--- start ---
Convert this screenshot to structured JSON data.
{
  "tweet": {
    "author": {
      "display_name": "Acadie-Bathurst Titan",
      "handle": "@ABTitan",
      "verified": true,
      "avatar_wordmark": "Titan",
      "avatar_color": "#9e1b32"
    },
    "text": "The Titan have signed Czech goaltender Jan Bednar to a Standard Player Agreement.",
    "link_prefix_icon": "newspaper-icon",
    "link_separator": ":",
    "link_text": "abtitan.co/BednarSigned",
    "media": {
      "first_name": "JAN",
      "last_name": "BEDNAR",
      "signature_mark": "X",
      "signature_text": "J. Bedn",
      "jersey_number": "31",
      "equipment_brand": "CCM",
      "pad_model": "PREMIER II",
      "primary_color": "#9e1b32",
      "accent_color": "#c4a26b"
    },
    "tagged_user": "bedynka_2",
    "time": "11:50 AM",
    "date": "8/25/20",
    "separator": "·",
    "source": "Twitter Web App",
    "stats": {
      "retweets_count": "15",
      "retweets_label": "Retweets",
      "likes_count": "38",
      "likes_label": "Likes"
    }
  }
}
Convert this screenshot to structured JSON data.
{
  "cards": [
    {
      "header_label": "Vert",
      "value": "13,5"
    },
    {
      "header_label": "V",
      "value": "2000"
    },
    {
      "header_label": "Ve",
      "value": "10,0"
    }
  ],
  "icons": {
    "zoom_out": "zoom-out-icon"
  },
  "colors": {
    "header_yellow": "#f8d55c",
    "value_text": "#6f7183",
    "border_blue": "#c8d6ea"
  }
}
--- end ---
--- start ---
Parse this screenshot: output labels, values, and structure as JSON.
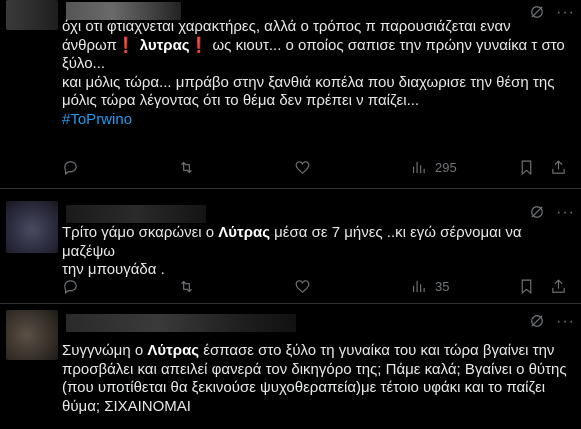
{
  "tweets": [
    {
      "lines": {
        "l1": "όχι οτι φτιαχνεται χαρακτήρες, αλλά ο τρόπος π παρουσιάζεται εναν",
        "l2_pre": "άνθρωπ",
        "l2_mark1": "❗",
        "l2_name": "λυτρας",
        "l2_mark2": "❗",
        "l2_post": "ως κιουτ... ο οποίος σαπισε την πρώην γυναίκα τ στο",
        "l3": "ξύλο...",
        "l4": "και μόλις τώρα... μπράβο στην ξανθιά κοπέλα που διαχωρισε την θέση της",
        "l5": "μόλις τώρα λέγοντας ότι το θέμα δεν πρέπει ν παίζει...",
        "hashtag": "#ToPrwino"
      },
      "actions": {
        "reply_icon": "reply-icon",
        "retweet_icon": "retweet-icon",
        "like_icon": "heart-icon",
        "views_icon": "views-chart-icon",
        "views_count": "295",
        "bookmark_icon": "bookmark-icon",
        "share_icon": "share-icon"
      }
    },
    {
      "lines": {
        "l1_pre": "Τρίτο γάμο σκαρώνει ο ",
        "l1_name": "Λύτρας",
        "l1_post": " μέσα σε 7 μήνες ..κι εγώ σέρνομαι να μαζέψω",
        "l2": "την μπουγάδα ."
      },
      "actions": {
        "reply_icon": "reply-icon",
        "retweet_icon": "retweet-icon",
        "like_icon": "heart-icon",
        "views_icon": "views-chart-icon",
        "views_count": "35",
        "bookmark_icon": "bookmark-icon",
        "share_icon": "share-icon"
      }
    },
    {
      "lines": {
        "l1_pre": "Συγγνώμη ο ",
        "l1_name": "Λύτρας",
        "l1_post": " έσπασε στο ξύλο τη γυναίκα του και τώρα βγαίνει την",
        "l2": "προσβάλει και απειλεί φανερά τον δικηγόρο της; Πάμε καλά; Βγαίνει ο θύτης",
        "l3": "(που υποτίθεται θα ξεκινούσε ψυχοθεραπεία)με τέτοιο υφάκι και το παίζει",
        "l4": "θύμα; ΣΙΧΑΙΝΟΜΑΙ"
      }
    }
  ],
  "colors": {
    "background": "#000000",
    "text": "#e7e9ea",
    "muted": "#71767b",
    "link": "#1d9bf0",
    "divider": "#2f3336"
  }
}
--- end ---
— Written problem —
All lines holding the word "παίζει" should be picked out and copied.

— Full answer —
        "l5": "μόλις τώρα λέγοντας ότι το θέμα δεν πρέπει ν παίζει...",
        "l3": "(που υποτίθεται θα ξεκινούσε ψυχοθεραπεία)με τέτοιο υφάκι και το παίζει",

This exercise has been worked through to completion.